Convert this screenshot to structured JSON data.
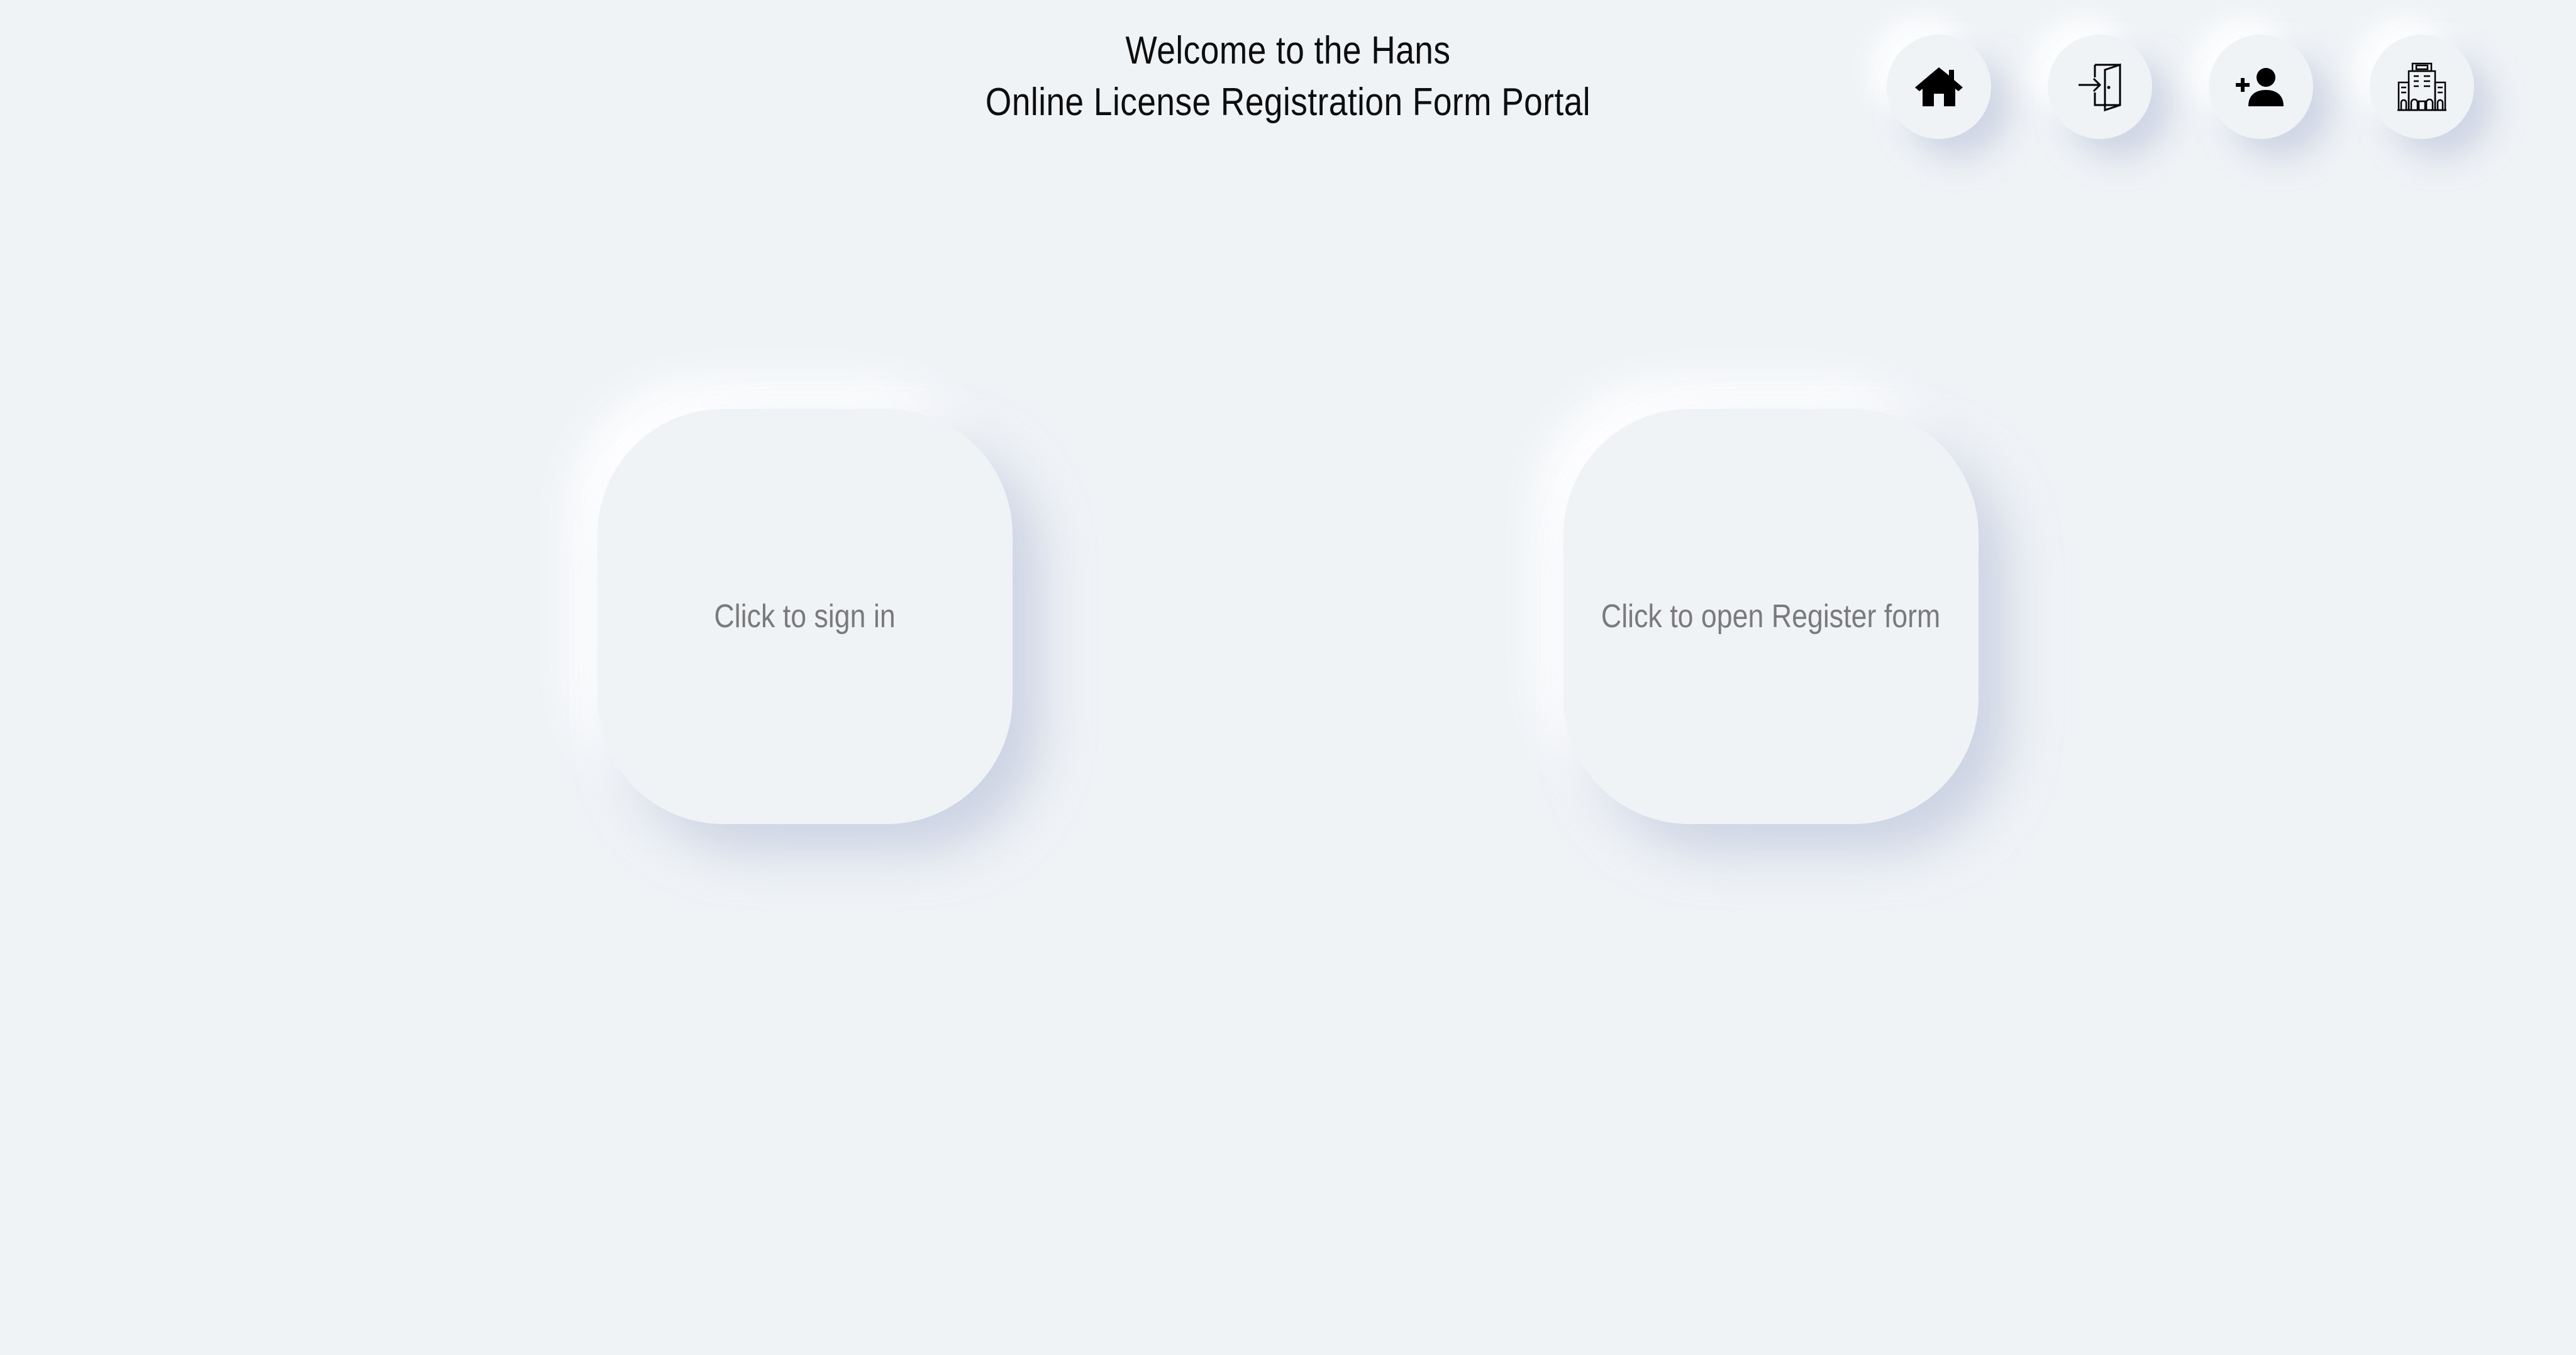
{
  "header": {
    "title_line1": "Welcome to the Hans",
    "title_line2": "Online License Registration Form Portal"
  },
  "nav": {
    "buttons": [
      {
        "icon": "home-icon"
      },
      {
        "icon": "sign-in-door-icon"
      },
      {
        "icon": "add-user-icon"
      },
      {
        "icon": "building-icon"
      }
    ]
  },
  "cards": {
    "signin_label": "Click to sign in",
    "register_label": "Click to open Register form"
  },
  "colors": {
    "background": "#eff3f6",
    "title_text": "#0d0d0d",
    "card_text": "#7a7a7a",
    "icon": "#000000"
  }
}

──────────────────────────────

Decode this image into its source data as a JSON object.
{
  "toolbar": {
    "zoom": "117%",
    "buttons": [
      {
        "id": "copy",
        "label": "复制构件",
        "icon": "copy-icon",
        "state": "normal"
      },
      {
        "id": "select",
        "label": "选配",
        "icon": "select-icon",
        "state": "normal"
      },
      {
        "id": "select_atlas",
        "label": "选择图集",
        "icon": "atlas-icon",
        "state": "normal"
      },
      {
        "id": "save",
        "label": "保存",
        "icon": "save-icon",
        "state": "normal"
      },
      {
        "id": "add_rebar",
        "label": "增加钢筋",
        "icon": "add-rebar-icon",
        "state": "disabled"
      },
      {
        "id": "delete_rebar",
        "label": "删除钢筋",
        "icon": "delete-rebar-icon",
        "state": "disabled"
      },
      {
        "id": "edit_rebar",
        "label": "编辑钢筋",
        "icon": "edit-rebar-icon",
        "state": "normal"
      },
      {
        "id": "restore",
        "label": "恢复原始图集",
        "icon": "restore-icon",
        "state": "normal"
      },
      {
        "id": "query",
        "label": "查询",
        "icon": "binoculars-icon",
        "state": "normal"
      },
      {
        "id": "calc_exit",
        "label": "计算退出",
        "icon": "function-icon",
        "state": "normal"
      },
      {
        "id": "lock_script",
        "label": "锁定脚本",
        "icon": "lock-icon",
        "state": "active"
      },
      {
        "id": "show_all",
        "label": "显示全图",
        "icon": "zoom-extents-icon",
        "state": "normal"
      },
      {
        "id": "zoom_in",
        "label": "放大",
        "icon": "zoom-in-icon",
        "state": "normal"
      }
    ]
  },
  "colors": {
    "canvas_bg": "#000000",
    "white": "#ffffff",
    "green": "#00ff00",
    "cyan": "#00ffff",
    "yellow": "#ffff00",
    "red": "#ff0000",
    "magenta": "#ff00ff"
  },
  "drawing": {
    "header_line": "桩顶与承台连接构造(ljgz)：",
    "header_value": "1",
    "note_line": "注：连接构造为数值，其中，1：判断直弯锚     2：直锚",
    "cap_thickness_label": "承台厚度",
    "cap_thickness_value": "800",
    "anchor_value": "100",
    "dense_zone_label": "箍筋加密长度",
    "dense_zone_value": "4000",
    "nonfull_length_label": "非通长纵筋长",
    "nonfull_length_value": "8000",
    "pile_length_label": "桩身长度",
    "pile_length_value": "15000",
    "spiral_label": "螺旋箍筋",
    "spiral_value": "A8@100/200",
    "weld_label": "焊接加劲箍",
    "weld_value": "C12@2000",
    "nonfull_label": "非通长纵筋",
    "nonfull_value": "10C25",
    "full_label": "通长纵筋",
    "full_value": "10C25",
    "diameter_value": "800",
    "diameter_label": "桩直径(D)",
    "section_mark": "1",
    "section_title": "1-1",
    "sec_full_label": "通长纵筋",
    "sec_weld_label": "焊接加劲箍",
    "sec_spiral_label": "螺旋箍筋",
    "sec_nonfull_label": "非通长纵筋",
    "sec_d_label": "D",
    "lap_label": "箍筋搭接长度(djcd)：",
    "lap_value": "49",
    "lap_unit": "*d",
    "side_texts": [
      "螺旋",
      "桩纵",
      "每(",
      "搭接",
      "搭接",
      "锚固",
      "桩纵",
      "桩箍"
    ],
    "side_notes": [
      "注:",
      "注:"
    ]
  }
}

──────────────────────────────

**What you have to do**:
Look through the material and copy each line that has "焊接加劲箍".

**Solution to this problem**:
    "weld_label": "焊接加劲箍",
    "sec_weld_label": "焊接加劲箍",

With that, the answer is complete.